# GIVEN TASK
Across the listing below, count the lines that mention the string "Клівз". Reply with the figure only.

# GIVEN DATA

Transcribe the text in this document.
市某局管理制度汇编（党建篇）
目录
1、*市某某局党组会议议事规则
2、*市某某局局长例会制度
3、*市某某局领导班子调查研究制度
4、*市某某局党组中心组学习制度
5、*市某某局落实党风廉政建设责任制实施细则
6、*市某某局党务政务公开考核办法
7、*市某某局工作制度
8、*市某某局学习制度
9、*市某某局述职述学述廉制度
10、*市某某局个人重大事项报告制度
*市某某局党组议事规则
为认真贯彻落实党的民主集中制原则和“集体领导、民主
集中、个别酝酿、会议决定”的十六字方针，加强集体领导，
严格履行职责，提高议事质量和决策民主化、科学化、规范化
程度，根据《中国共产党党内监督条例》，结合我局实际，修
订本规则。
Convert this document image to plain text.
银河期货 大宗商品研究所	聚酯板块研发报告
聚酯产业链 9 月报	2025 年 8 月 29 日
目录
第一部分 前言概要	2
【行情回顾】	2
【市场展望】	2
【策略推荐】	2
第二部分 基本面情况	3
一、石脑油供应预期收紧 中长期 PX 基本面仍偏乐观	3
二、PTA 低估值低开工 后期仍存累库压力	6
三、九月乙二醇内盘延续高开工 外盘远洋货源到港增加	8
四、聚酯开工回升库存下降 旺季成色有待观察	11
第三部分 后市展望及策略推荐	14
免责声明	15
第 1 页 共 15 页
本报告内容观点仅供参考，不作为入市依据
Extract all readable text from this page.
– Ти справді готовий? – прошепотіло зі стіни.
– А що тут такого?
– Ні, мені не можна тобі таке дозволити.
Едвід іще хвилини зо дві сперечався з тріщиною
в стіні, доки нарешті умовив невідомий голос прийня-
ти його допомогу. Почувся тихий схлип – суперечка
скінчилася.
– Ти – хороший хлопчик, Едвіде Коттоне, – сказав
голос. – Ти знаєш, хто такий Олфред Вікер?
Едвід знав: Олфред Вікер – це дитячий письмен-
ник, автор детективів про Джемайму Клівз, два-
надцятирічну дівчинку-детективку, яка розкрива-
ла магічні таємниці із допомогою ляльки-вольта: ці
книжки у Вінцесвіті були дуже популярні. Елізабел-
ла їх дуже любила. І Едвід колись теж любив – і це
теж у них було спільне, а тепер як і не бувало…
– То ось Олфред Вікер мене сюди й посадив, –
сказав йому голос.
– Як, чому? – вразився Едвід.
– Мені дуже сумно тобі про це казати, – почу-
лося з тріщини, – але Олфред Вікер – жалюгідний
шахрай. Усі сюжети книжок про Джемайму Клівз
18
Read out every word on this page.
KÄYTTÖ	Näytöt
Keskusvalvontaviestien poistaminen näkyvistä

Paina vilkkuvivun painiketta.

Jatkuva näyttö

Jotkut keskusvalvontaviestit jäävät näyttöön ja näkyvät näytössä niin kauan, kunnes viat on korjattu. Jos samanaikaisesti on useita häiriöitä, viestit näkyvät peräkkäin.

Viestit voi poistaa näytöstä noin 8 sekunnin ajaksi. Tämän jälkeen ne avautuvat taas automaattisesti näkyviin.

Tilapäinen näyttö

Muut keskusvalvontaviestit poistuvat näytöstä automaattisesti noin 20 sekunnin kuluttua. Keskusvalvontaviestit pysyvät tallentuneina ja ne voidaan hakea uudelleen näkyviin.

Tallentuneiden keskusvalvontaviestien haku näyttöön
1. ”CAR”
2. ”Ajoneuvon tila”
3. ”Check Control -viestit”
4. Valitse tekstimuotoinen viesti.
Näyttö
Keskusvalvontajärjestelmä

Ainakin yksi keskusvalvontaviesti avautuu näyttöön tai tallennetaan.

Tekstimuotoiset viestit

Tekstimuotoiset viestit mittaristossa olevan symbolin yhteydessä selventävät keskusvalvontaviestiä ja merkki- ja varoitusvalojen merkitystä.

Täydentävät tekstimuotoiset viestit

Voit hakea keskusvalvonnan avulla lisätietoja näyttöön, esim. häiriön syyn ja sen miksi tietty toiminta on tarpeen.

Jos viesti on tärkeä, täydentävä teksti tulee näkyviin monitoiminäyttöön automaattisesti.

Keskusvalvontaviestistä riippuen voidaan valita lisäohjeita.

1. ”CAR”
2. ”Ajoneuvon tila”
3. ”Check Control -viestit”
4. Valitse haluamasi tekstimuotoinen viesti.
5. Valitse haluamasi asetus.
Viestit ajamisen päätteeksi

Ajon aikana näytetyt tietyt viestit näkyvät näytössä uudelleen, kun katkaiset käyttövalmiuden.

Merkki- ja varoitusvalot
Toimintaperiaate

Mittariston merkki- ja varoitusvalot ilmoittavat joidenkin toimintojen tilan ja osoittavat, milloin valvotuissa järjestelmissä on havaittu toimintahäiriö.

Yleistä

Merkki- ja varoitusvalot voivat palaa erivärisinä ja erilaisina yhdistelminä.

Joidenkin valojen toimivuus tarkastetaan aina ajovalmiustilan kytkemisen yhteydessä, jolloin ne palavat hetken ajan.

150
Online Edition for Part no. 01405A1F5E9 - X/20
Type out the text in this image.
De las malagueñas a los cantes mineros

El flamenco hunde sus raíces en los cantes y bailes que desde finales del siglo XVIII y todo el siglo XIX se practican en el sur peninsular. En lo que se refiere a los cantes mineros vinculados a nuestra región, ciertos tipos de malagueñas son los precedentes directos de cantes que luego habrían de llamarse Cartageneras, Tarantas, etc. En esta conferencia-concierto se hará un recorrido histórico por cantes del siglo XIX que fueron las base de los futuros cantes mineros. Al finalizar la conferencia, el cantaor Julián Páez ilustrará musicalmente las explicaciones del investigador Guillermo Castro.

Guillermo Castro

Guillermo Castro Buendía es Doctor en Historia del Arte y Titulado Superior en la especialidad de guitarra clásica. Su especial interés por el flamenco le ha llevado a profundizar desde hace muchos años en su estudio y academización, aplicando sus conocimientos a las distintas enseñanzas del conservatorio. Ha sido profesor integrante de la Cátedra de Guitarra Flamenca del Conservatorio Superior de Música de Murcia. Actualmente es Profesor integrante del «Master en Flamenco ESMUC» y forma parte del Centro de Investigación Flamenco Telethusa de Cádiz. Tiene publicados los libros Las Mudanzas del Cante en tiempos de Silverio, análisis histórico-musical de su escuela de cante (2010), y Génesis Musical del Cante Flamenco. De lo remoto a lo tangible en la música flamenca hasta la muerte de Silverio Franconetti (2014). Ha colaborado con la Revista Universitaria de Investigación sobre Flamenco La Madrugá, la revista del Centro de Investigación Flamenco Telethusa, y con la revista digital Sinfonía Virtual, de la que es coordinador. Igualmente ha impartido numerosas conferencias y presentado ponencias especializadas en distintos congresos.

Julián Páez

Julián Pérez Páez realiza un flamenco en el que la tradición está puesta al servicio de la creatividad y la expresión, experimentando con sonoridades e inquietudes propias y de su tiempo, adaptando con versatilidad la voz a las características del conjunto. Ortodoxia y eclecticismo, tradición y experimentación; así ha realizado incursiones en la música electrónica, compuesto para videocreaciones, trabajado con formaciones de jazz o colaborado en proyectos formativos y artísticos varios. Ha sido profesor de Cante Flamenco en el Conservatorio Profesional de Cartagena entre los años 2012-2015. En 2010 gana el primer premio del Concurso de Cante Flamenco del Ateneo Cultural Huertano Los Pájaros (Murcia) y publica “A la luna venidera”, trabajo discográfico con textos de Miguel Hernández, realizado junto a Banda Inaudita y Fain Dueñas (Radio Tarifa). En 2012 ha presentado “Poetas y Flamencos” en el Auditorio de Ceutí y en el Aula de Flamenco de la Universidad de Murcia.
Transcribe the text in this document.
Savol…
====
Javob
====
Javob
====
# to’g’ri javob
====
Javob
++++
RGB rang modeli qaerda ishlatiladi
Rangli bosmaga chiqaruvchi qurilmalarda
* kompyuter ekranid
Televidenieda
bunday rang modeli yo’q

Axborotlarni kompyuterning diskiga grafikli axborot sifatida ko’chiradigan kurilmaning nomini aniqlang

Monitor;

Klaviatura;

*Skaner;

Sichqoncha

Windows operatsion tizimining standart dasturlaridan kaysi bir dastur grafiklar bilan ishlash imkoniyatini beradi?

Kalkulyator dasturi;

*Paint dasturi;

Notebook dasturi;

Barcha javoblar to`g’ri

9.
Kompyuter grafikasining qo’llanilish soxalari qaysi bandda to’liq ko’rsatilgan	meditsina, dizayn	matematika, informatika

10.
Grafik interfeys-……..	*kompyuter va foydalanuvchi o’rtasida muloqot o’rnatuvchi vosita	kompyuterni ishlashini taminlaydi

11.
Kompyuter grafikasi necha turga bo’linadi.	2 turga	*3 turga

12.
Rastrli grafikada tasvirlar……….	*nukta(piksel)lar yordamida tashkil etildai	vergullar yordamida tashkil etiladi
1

# EXERCISE ANSWER
2